◆ **GIVEN DATA**
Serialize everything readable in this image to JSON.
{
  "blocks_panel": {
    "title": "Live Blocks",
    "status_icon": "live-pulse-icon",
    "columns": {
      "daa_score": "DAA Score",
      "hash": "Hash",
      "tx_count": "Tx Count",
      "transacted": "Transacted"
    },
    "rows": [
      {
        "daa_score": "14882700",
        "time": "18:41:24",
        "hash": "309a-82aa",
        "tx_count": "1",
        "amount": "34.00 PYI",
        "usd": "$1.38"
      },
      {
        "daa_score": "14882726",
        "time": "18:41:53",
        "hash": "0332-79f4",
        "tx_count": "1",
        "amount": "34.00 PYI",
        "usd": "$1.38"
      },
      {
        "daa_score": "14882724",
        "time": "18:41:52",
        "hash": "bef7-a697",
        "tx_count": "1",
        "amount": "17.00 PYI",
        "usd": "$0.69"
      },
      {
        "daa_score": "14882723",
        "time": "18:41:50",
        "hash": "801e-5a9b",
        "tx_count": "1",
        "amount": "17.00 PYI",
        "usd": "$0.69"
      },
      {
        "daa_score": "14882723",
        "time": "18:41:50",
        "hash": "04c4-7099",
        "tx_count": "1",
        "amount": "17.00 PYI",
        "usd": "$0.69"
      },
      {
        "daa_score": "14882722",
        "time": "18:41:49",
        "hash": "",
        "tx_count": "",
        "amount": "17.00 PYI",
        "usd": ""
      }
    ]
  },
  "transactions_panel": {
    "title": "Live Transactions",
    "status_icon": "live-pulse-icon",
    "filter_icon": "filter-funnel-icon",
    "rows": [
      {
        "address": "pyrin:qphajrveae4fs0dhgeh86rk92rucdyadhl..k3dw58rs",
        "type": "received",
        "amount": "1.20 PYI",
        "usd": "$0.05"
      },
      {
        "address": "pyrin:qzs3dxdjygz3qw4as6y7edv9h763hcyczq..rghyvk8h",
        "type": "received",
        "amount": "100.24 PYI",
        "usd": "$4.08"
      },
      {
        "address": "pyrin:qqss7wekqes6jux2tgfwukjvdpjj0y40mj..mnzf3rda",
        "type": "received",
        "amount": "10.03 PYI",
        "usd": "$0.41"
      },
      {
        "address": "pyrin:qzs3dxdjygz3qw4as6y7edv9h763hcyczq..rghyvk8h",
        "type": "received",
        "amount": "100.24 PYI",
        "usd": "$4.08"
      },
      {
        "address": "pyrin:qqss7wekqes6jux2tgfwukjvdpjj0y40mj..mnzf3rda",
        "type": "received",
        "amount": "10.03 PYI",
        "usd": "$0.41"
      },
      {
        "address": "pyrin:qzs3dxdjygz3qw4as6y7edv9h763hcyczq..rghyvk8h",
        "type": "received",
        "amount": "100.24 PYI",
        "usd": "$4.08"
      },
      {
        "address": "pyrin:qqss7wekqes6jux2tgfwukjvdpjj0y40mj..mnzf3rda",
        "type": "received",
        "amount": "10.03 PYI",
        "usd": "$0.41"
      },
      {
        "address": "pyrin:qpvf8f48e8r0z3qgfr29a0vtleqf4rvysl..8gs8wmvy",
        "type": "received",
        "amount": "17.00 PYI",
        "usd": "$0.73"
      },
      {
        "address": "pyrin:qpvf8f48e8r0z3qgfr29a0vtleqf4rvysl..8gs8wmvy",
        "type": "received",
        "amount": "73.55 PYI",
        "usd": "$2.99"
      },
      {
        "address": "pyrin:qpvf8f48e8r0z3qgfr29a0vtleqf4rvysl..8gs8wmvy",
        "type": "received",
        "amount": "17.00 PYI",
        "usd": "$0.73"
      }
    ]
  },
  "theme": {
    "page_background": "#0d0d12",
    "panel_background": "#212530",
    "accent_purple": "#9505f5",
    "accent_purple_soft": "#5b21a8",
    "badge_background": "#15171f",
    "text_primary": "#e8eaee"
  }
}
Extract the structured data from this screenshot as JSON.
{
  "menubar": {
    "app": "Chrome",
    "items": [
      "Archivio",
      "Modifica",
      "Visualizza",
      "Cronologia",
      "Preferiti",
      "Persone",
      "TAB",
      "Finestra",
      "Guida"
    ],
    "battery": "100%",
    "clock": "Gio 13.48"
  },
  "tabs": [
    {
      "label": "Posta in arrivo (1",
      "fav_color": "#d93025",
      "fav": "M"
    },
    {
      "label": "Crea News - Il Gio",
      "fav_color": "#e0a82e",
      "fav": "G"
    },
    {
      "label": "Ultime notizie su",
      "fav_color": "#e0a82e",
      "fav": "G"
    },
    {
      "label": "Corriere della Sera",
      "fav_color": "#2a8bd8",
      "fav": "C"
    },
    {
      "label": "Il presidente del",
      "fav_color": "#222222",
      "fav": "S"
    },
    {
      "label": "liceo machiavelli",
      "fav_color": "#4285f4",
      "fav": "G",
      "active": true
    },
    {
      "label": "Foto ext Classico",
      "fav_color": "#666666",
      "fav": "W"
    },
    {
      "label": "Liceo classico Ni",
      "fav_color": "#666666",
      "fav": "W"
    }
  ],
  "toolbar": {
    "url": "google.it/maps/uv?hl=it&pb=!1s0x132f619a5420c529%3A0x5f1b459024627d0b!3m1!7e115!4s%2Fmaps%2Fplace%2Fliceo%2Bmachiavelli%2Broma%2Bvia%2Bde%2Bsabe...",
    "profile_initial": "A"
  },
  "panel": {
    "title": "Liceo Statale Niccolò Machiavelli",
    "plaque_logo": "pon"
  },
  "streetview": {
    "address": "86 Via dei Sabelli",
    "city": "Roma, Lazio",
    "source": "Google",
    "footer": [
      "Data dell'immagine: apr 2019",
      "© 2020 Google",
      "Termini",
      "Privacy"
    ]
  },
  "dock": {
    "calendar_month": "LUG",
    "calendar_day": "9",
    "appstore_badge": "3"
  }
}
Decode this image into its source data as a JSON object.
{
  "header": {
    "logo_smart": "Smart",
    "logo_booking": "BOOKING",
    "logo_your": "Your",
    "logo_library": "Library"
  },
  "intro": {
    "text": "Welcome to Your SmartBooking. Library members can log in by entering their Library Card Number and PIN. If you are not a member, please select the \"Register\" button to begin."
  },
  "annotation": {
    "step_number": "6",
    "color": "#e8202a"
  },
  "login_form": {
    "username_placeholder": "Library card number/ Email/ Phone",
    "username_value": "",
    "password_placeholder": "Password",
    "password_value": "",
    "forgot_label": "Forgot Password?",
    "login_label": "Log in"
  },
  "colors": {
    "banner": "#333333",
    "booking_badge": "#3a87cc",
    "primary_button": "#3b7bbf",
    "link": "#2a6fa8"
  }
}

◆ **OBJECTIVE**
Recopy the entries above in their entirety, exactly.

◆ **ANSWER BELOW**
Serialize everything readable in this image to JSON.
{
  "blocks_panel": {
    "title": "Live Blocks",
    "status_icon": "live-pulse-icon",
    "columns": {
      "daa_score": "DAA Score",
      "hash": "Hash",
      "tx_count": "Tx Count",
      "transacted": "Transacted"
    },
    "rows": [
      {
        "daa_score": "14882700",
        "time": "18:41:24",
        "hash": "309a-82aa",
        "tx_count": "1",
        "amount": "34.00 PYI",
        "usd": "$1.38"
      },
      {
        "daa_score": "14882726",
        "time": "18:41:53",
        "hash": "0332-79f4",
        "tx_count": "1",
        "amount": "34.00 PYI",
        "usd": "$1.38"
      },
      {
        "daa_score": "14882724",
        "time": "18:41:52",
        "hash": "bef7-a697",
        "tx_count": "1",
        "amount": "17.00 PYI",
        "usd": "$0.69"
      },
      {
        "daa_score": "14882723",
        "time": "18:41:50",
        "hash": "801e-5a9b",
        "tx_count": "1",
        "amount": "17.00 PYI",
        "usd": "$0.69"
      },
      {
        "daa_score": "14882723",
        "time": "18:41:50",
        "hash": "04c4-7099",
        "tx_count": "1",
        "amount": "17.00 PYI",
        "usd": "$0.69"
      },
      {
        "daa_score": "14882722",
        "time": "18:41:49",
        "hash": "",
        "tx_count": "",
        "amount": "17.00 PYI",
        "usd": ""
      }
    ]
  },
  "transactions_panel": {
    "title": "Live Transactions",
    "status_icon": "live-pulse-icon",
    "filter_icon": "filter-funnel-icon",
    "rows": [
      {
        "address": "pyrin:qphajrveae4fs0dhgeh86rk92rucdyadhl..k3dw58rs",
        "type": "received",
        "amount": "1.20 PYI",
        "usd": "$0.05"
      },
      {
        "address": "pyrin:qzs3dxdjygz3qw4as6y7edv9h763hcyczq..rghyvk8h",
        "type": "received",
        "amount": "100.24 PYI",
        "usd": "$4.08"
      },
      {
        "address": "pyrin:qqss7wekqes6jux2tgfwukjvdpjj0y40mj..mnzf3rda",
        "type": "received",
        "amount": "10.03 PYI",
        "usd": "$0.41"
      },
      {
        "address": "pyrin:qzs3dxdjygz3qw4as6y7edv9h763hcyczq..rghyvk8h",
        "type": "received",
        "amount": "100.24 PYI",
        "usd": "$4.08"
      },
      {
        "address": "pyrin:qqss7wekqes6jux2tgfwukjvdpjj0y40mj..mnzf3rda",
        "type": "received",
        "amount": "10.03 PYI",
        "usd": "$0.41"
      },
      {
        "address": "pyrin:qzs3dxdjygz3qw4as6y7edv9h763hcyczq..rghyvk8h",
        "type": "received",
        "amount": "100.24 PYI",
        "usd": "$4.08"
      },
      {
        "address": "pyrin:qqss7wekqes6jux2tgfwukjvdpjj0y40mj..mnzf3rda",
        "type": "received",
        "amount": "10.03 PYI",
        "usd": "$0.41"
      },
      {
        "address": "pyrin:qpvf8f48e8r0z3qgfr29a0vtleqf4rvysl..8gs8wmvy",
        "type": "received",
        "amount": "17.00 PYI",
        "usd": "$0.73"
      },
      {
        "address": "pyrin:qpvf8f48e8r0z3qgfr29a0vtleqf4rvysl..8gs8wmvy",
        "type": "received",
        "amount": "73.55 PYI",
        "usd": "$2.99"
      },
      {
        "address": "pyrin:qpvf8f48e8r0z3qgfr29a0vtleqf4rvysl..8gs8wmvy",
        "type": "received",
        "amount": "17.00 PYI",
        "usd": "$0.73"
      }
    ]
  },
  "theme": {
    "page_background": "#0d0d12",
    "panel_background": "#212530",
    "accent_purple": "#9505f5",
    "accent_purple_soft": "#5b21a8",
    "badge_background": "#15171f",
    "text_primary": "#e8eaee"
  }
}
Extract the structured data from this screenshot as JSON.
{
  "menubar": {
    "app": "Chrome",
    "items": [
      "Archivio",
      "Modifica",
      "Visualizza",
      "Cronologia",
      "Preferiti",
      "Persone",
      "TAB",
      "Finestra",
      "Guida"
    ],
    "battery": "100%",
    "clock": "Gio 13.48"
  },
  "tabs": [
    {
      "label": "Posta in arrivo (1",
      "fav_color": "#d93025",
      "fav": "M"
    },
    {
      "label": "Crea News - Il Gio",
      "fav_color": "#e0a82e",
      "fav": "G"
    },
    {
      "label": "Ultime notizie su",
      "fav_color": "#e0a82e",
      "fav": "G"
    },
    {
      "label": "Corriere della Sera",
      "fav_color": "#2a8bd8",
      "fav": "C"
    },
    {
      "label": "Il presidente del",
      "fav_color": "#222222",
      "fav": "S"
    },
    {
      "label": "liceo machiavelli",
      "fav_color": "#4285f4",
      "fav": "G",
      "active": true
    },
    {
      "label": "Foto ext Classico",
      "fav_color": "#666666",
      "fav": "W"
    },
    {
      "label": "Liceo classico Ni",
      "fav_color": "#666666",
      "fav": "W"
    }
  ],
  "toolbar": {
    "url": "google.it/maps/uv?hl=it&pb=!1s0x132f619a5420c529%3A0x5f1b459024627d0b!3m1!7e115!4s%2Fmaps%2Fplace%2Fliceo%2Bmachiavelli%2Broma%2Bvia%2Bde%2Bsabe...",
    "profile_initial": "A"
  },
  "panel": {
    "title": "Liceo Statale Niccolò Machiavelli",
    "plaque_logo": "pon"
  },
  "streetview": {
    "address": "86 Via dei Sabelli",
    "city": "Roma, Lazio",
    "source": "Google",
    "footer": [
      "Data dell'immagine: apr 2019",
      "© 2020 Google",
      "Termini",
      "Privacy"
    ]
  },
  "dock": {
    "calendar_month": "LUG",
    "calendar_day": "9",
    "appstore_badge": "3"
  }
}
Decode this image into its source data as a JSON object.
{
  "header": {
    "logo_smart": "Smart",
    "logo_booking": "BOOKING",
    "logo_your": "Your",
    "logo_library": "Library"
  },
  "intro": {
    "text": "Welcome to Your SmartBooking. Library members can log in by entering their Library Card Number and PIN. If you are not a member, please select the \"Register\" button to begin."
  },
  "annotation": {
    "step_number": "6",
    "color": "#e8202a"
  },
  "login_form": {
    "username_placeholder": "Library card number/ Email/ Phone",
    "username_value": "",
    "password_placeholder": "Password",
    "password_value": "",
    "forgot_label": "Forgot Password?",
    "login_label": "Log in"
  },
  "colors": {
    "banner": "#333333",
    "booking_badge": "#3a87cc",
    "primary_button": "#3b7bbf",
    "link": "#2a6fa8"
  }
}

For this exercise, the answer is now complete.